Lines holding the string "text" are the ones to copy from this listing.

__ENTRIES SUPPLIED__:
==================================================
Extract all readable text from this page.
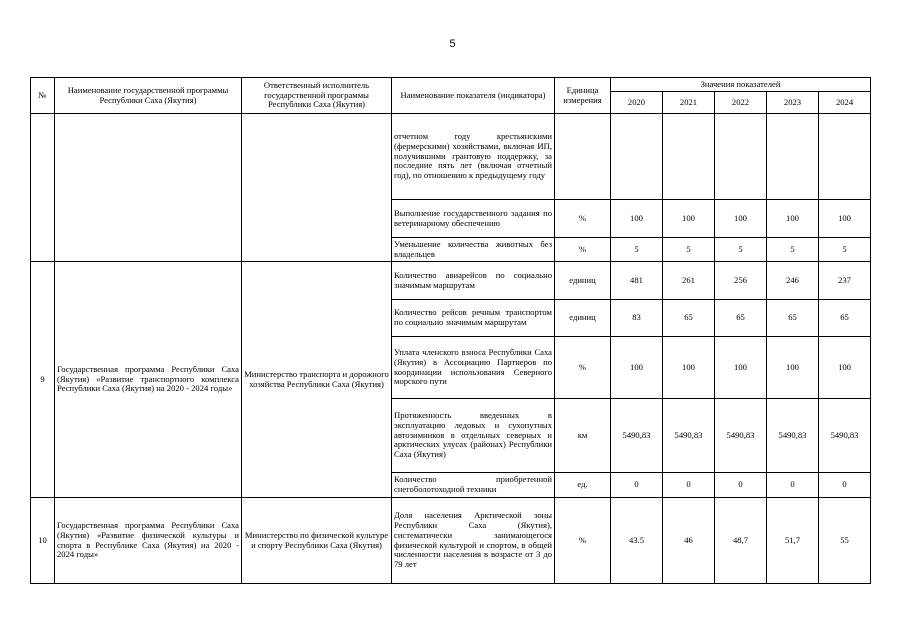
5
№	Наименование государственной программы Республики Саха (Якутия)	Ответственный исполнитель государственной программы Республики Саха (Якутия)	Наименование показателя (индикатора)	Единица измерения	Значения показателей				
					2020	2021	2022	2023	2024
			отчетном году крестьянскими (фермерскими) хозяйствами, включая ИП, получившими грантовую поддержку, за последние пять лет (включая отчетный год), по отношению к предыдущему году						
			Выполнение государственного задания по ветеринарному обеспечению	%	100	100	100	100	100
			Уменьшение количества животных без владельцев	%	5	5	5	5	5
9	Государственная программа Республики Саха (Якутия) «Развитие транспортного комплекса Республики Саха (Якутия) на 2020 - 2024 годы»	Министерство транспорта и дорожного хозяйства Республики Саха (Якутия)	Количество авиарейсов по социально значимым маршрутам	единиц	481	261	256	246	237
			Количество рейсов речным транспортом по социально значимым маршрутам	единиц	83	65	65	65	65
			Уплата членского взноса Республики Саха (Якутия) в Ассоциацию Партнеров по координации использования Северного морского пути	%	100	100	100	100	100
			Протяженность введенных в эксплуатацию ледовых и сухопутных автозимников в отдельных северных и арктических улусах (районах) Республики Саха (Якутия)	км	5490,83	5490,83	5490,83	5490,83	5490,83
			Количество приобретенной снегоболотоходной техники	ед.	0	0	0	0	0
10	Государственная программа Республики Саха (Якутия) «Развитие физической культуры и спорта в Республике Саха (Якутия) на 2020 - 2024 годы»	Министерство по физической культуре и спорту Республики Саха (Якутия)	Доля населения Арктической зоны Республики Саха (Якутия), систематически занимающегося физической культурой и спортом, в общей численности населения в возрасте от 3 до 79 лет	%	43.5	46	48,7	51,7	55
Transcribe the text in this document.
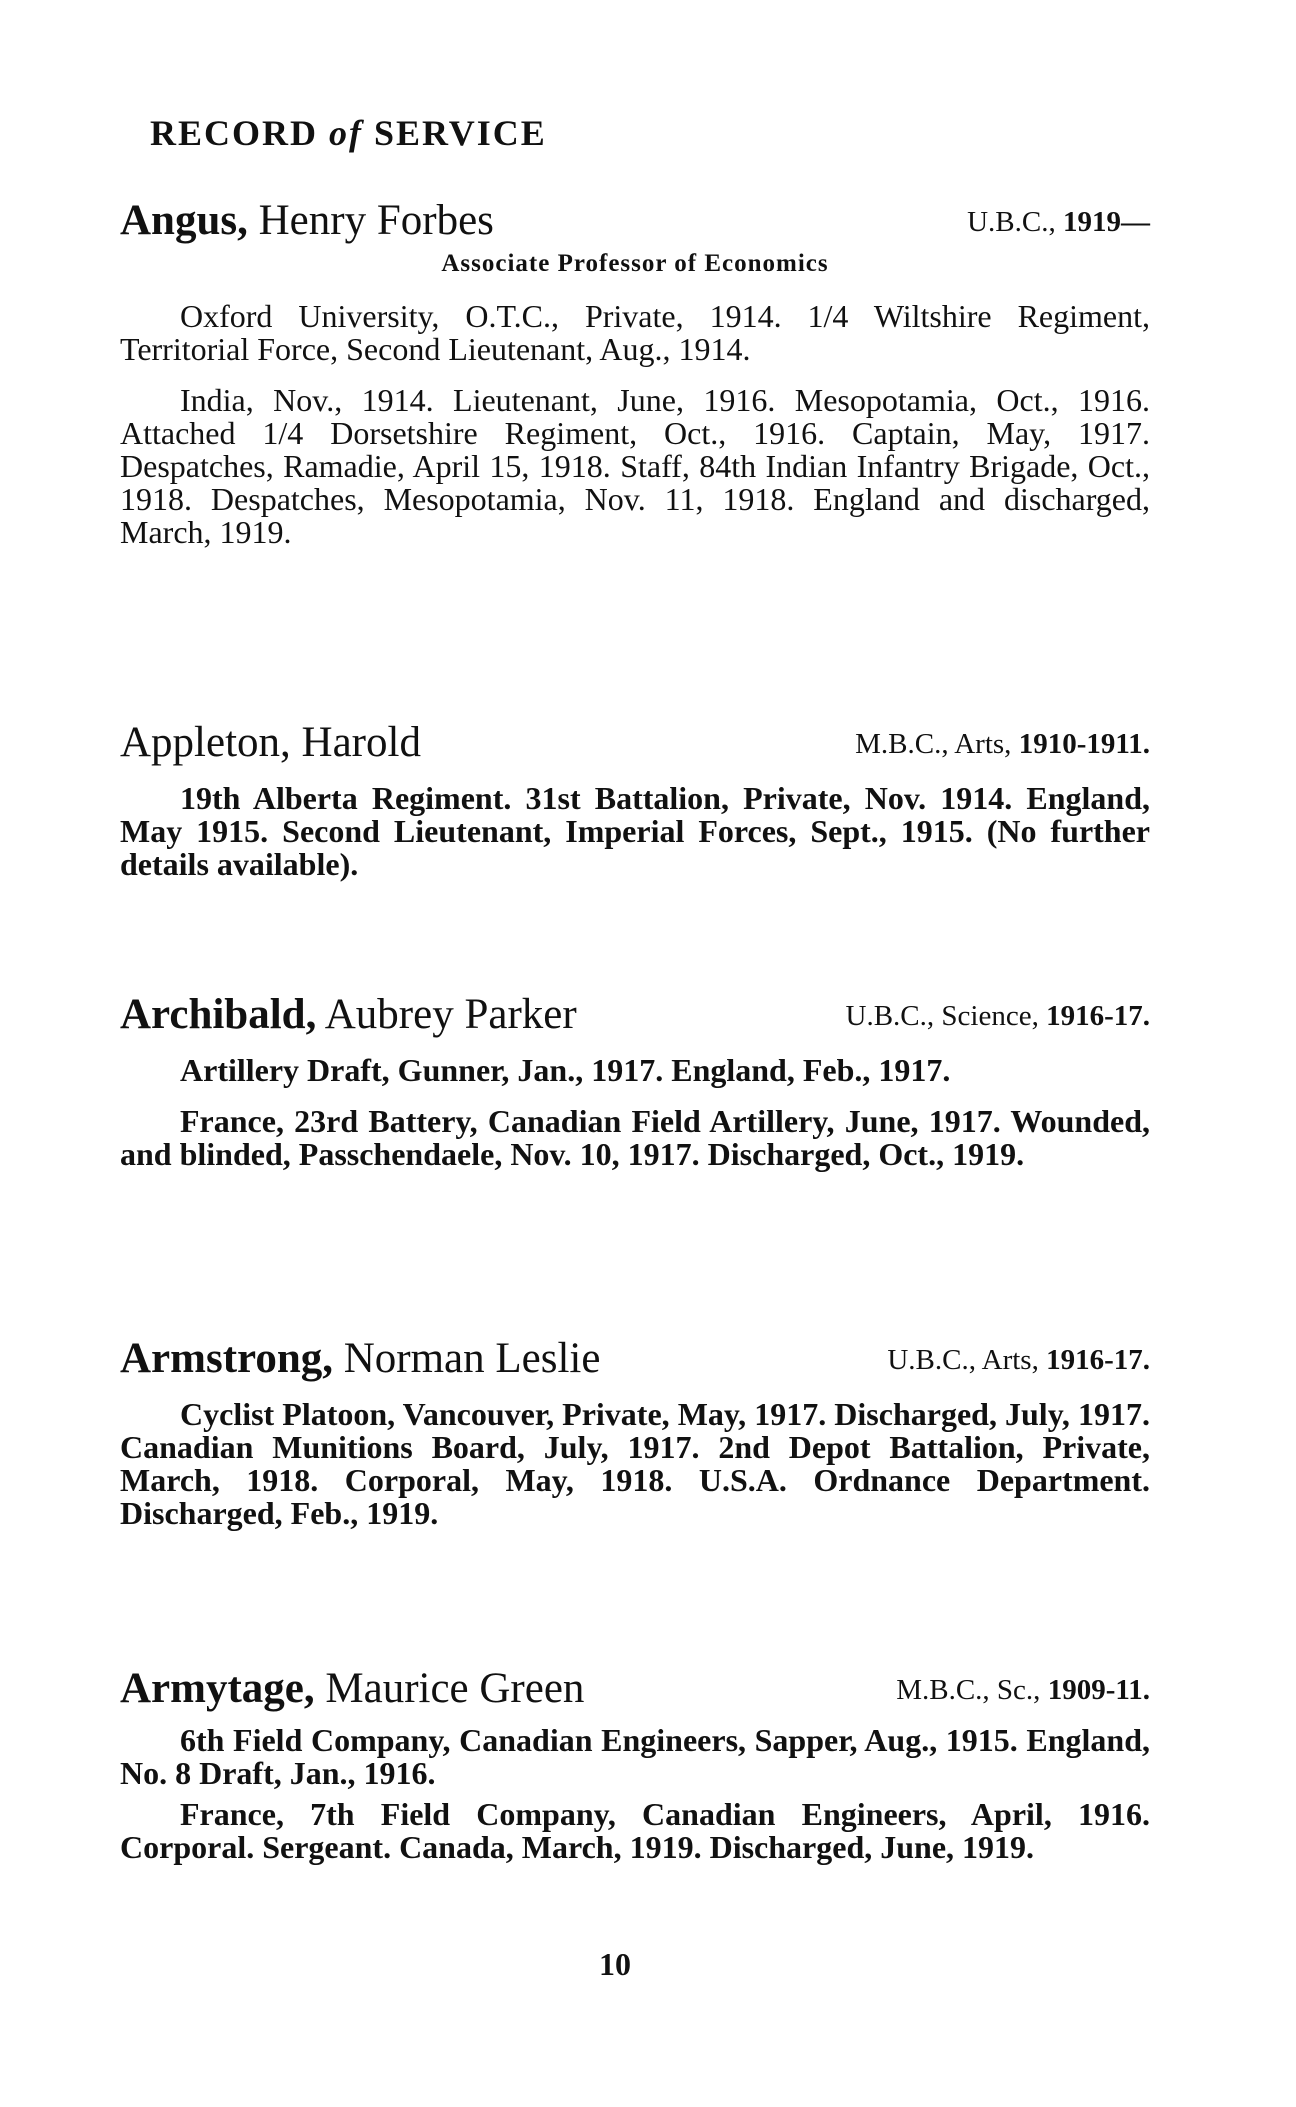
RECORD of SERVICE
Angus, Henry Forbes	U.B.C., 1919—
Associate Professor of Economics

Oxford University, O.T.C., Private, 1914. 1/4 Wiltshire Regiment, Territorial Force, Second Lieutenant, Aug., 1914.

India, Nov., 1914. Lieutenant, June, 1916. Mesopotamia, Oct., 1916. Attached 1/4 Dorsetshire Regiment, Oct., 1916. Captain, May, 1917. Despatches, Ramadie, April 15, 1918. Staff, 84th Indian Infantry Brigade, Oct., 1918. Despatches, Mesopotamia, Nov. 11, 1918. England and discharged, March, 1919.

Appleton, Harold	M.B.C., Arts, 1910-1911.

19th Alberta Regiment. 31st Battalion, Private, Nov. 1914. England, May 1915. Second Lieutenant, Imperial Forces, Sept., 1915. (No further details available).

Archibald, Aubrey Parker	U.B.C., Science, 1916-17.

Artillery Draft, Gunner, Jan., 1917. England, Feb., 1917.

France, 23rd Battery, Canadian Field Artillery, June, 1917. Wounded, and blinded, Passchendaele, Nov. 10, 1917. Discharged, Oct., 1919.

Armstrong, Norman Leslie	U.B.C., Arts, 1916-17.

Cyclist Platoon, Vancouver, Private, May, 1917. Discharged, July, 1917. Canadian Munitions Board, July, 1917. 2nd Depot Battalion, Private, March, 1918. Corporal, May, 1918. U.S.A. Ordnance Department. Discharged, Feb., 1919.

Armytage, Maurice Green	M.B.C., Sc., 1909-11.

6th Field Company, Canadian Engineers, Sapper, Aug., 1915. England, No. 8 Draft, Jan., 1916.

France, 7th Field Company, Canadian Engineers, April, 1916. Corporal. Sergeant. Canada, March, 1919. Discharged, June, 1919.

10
==================================================
__RESULT BELOW__:
Extract all readable text from this page.
Transcribe the text in this document.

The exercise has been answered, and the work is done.